--- start ---
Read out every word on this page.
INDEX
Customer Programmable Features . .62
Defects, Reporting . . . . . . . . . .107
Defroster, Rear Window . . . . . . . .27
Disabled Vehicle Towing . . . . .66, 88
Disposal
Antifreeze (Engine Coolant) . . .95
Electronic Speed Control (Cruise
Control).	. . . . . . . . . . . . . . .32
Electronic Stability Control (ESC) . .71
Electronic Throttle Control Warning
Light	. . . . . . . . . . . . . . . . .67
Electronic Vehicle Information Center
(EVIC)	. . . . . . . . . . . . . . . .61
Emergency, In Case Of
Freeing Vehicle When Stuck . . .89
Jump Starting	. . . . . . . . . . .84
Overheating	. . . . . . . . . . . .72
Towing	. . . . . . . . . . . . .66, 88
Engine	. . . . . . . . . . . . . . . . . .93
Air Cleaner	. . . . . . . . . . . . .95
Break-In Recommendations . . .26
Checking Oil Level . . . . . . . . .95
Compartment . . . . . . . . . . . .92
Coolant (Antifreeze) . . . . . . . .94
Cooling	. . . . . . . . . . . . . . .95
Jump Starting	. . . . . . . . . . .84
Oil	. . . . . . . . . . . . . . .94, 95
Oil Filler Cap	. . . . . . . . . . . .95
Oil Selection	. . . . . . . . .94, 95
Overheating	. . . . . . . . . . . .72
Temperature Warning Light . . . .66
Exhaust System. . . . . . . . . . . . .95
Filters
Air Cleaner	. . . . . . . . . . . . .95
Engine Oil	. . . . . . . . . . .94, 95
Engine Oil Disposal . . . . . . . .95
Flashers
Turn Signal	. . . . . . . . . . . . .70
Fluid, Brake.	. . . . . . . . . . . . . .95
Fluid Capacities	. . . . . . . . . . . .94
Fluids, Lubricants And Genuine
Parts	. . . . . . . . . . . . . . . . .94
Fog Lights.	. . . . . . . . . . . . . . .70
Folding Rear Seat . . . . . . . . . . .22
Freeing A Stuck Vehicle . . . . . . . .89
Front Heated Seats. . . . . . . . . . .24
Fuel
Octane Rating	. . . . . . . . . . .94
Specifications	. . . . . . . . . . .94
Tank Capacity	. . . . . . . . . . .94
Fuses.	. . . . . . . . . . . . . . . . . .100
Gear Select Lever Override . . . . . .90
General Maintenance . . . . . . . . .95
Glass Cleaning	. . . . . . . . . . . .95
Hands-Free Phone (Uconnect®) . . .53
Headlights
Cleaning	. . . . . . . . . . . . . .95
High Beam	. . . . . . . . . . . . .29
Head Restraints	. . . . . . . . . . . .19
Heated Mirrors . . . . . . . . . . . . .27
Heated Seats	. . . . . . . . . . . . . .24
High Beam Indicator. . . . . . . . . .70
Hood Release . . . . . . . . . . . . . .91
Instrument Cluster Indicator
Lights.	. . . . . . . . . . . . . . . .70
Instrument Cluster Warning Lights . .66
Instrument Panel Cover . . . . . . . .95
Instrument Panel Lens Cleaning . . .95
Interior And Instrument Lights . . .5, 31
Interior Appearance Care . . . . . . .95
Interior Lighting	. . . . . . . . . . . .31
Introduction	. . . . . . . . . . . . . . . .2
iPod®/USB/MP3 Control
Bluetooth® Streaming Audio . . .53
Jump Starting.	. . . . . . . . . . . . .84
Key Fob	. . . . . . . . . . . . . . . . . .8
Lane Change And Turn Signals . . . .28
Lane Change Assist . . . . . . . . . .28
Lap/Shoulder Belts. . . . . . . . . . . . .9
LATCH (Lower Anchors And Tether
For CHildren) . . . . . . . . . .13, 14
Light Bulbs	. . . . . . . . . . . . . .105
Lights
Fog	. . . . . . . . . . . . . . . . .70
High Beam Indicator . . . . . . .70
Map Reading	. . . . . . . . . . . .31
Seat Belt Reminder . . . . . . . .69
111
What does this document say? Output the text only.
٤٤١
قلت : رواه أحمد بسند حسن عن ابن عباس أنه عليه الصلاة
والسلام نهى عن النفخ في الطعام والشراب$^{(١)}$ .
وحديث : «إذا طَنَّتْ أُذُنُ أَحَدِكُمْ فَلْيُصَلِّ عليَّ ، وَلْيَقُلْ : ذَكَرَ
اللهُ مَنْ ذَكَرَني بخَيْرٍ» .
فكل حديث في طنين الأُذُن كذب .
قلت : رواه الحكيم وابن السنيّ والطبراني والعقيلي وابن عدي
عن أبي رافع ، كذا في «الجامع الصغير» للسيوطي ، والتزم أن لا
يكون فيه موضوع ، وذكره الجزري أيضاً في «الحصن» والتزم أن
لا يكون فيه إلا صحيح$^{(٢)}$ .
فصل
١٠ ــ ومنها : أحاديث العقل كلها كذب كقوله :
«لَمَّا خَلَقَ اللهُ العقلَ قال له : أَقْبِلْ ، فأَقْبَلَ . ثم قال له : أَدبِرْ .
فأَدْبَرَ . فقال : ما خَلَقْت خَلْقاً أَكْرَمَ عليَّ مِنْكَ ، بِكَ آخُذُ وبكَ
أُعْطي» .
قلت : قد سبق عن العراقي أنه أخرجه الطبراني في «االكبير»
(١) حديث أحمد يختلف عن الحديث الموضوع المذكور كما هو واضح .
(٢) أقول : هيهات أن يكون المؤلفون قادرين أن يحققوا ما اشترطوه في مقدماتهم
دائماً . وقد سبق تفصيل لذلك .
--- end ---
**SET TASK**
Write the entries again, exactly as they stand.

**EXERCISE SOLUTION**
Read out every word on this page.
INDEX
Customer Programmable Features . .62
Defects, Reporting . . . . . . . . . .107
Defroster, Rear Window . . . . . . . .27
Disabled Vehicle Towing . . . . .66, 88
Disposal
Antifreeze (Engine Coolant) . . .95
Electronic Speed Control (Cruise
Control).	. . . . . . . . . . . . . . .32
Electronic Stability Control (ESC) . .71
Electronic Throttle Control Warning
Light	. . . . . . . . . . . . . . . . .67
Electronic Vehicle Information Center
(EVIC)	. . . . . . . . . . . . . . . .61
Emergency, In Case Of
Freeing Vehicle When Stuck . . .89
Jump Starting	. . . . . . . . . . .84
Overheating	. . . . . . . . . . . .72
Towing	. . . . . . . . . . . . .66, 88
Engine	. . . . . . . . . . . . . . . . . .93
Air Cleaner	. . . . . . . . . . . . .95
Break-In Recommendations . . .26
Checking Oil Level . . . . . . . . .95
Compartment . . . . . . . . . . . .92
Coolant (Antifreeze) . . . . . . . .94
Cooling	. . . . . . . . . . . . . . .95
Jump Starting	. . . . . . . . . . .84
Oil	. . . . . . . . . . . . . . .94, 95
Oil Filler Cap	. . . . . . . . . . . .95
Oil Selection	. . . . . . . . .94, 95
Overheating	. . . . . . . . . . . .72
Temperature Warning Light . . . .66
Exhaust System. . . . . . . . . . . . .95
Filters
Air Cleaner	. . . . . . . . . . . . .95
Engine Oil	. . . . . . . . . . .94, 95
Engine Oil Disposal . . . . . . . .95
Flashers
Turn Signal	. . . . . . . . . . . . .70
Fluid, Brake.	. . . . . . . . . . . . . .95
Fluid Capacities	. . . . . . . . . . . .94
Fluids, Lubricants And Genuine
Parts	. . . . . . . . . . . . . . . . .94
Fog Lights.	. . . . . . . . . . . . . . .70
Folding Rear Seat . . . . . . . . . . .22
Freeing A Stuck Vehicle . . . . . . . .89
Front Heated Seats. . . . . . . . . . .24
Fuel
Octane Rating	. . . . . . . . . . .94
Specifications	. . . . . . . . . . .94
Tank Capacity	. . . . . . . . . . .94
Fuses.	. . . . . . . . . . . . . . . . . .100
Gear Select Lever Override . . . . . .90
General Maintenance . . . . . . . . .95
Glass Cleaning	. . . . . . . . . . . .95
Hands-Free Phone (Uconnect®) . . .53
Headlights
Cleaning	. . . . . . . . . . . . . .95
High Beam	. . . . . . . . . . . . .29
Head Restraints	. . . . . . . . . . . .19
Heated Mirrors . . . . . . . . . . . . .27
Heated Seats	. . . . . . . . . . . . . .24
High Beam Indicator. . . . . . . . . .70
Hood Release . . . . . . . . . . . . . .91
Instrument Cluster Indicator
Lights.	. . . . . . . . . . . . . . . .70
Instrument Cluster Warning Lights . .66
Instrument Panel Cover . . . . . . . .95
Instrument Panel Lens Cleaning . . .95
Interior And Instrument Lights . . .5, 31
Interior Appearance Care . . . . . . .95
Interior Lighting	. . . . . . . . . . . .31
Introduction	. . . . . . . . . . . . . . . .2
iPod®/USB/MP3 Control
Bluetooth® Streaming Audio . . .53
Jump Starting.	. . . . . . . . . . . . .84
Key Fob	. . . . . . . . . . . . . . . . . .8
Lane Change And Turn Signals . . . .28
Lane Change Assist . . . . . . . . . .28
Lap/Shoulder Belts. . . . . . . . . . . . .9
LATCH (Lower Anchors And Tether
For CHildren) . . . . . . . . . .13, 14
Light Bulbs	. . . . . . . . . . . . . .105
Lights
Fog	. . . . . . . . . . . . . . . . .70
High Beam Indicator . . . . . . .70
Map Reading	. . . . . . . . . . . .31
Seat Belt Reminder . . . . . . . .69
111
What does this document say? Output the text only.
٤٤١
قلت : رواه أحمد بسند حسن عن ابن عباس أنه عليه الصلاة
والسلام نهى عن النفخ في الطعام والشراب$^{(١)}$ .
وحديث : «إذا طَنَّتْ أُذُنُ أَحَدِكُمْ فَلْيُصَلِّ عليَّ ، وَلْيَقُلْ : ذَكَرَ
اللهُ مَنْ ذَكَرَني بخَيْرٍ» .
فكل حديث في طنين الأُذُن كذب .
قلت : رواه الحكيم وابن السنيّ والطبراني والعقيلي وابن عدي
عن أبي رافع ، كذا في «الجامع الصغير» للسيوطي ، والتزم أن لا
يكون فيه موضوع ، وذكره الجزري أيضاً في «الحصن» والتزم أن
لا يكون فيه إلا صحيح$^{(٢)}$ .
فصل
١٠ ــ ومنها : أحاديث العقل كلها كذب كقوله :
«لَمَّا خَلَقَ اللهُ العقلَ قال له : أَقْبِلْ ، فأَقْبَلَ . ثم قال له : أَدبِرْ .
فأَدْبَرَ . فقال : ما خَلَقْت خَلْقاً أَكْرَمَ عليَّ مِنْكَ ، بِكَ آخُذُ وبكَ
أُعْطي» .
قلت : قد سبق عن العراقي أنه أخرجه الطبراني في «االكبير»
(١) حديث أحمد يختلف عن الحديث الموضوع المذكور كما هو واضح .
(٢) أقول : هيهات أن يكون المؤلفون قادرين أن يحققوا ما اشترطوه في مقدماتهم
دائماً . وقد سبق تفصيل لذلك .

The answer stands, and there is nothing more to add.